*Exercise requirements*
Reproduce the data that follows in its entirety, character for character.

*Data to use*
--- begin ---

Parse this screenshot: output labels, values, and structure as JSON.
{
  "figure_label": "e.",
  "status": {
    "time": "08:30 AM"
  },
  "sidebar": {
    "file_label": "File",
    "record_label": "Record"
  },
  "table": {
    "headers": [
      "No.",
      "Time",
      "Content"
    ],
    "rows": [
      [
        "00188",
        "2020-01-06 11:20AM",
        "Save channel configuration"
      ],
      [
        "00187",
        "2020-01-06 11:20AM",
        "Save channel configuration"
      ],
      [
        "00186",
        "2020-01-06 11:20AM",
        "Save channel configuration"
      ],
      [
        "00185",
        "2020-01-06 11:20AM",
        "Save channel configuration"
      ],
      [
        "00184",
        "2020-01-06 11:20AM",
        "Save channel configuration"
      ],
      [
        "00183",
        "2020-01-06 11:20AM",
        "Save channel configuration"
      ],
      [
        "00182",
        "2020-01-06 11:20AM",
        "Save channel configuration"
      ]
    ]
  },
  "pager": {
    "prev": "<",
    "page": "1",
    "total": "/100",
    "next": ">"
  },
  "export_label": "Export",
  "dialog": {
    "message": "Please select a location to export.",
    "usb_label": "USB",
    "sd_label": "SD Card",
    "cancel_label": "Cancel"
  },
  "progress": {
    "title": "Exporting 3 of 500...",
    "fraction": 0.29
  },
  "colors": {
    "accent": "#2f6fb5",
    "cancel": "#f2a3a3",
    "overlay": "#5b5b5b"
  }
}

--- end ---

*Output for this task*
Parse this screenshot: output labels, values, and structure as JSON.
{
  "figure_label": "e.",
  "status": {
    "time": "08:30 AM"
  },
  "sidebar": {
    "file_label": "File",
    "record_label": "Record"
  },
  "table": {
    "headers": [
      "No.",
      "Time",
      "Content"
    ],
    "rows": [
      [
        "00188",
        "2020-01-06 11:20AM",
        "Save channel configuration"
      ],
      [
        "00187",
        "2020-01-06 11:20AM",
        "Save channel configuration"
      ],
      [
        "00186",
        "2020-01-06 11:20AM",
        "Save channel configuration"
      ],
      [
        "00185",
        "2020-01-06 11:20AM",
        "Save channel configuration"
      ],
      [
        "00184",
        "2020-01-06 11:20AM",
        "Save channel configuration"
      ],
      [
        "00183",
        "2020-01-06 11:20AM",
        "Save channel configuration"
      ],
      [
        "00182",
        "2020-01-06 11:20AM",
        "Save channel configuration"
      ]
    ]
  },
  "pager": {
    "prev": "<",
    "page": "1",
    "total": "/100",
    "next": ">"
  },
  "export_label": "Export",
  "dialog": {
    "message": "Please select a location to export.",
    "usb_label": "USB",
    "sd_label": "SD Card",
    "cancel_label": "Cancel"
  },
  "progress": {
    "title": "Exporting 3 of 500...",
    "fraction": 0.29
  },
  "colors": {
    "accent": "#2f6fb5",
    "cancel": "#f2a3a3",
    "overlay": "#5b5b5b"
  }
}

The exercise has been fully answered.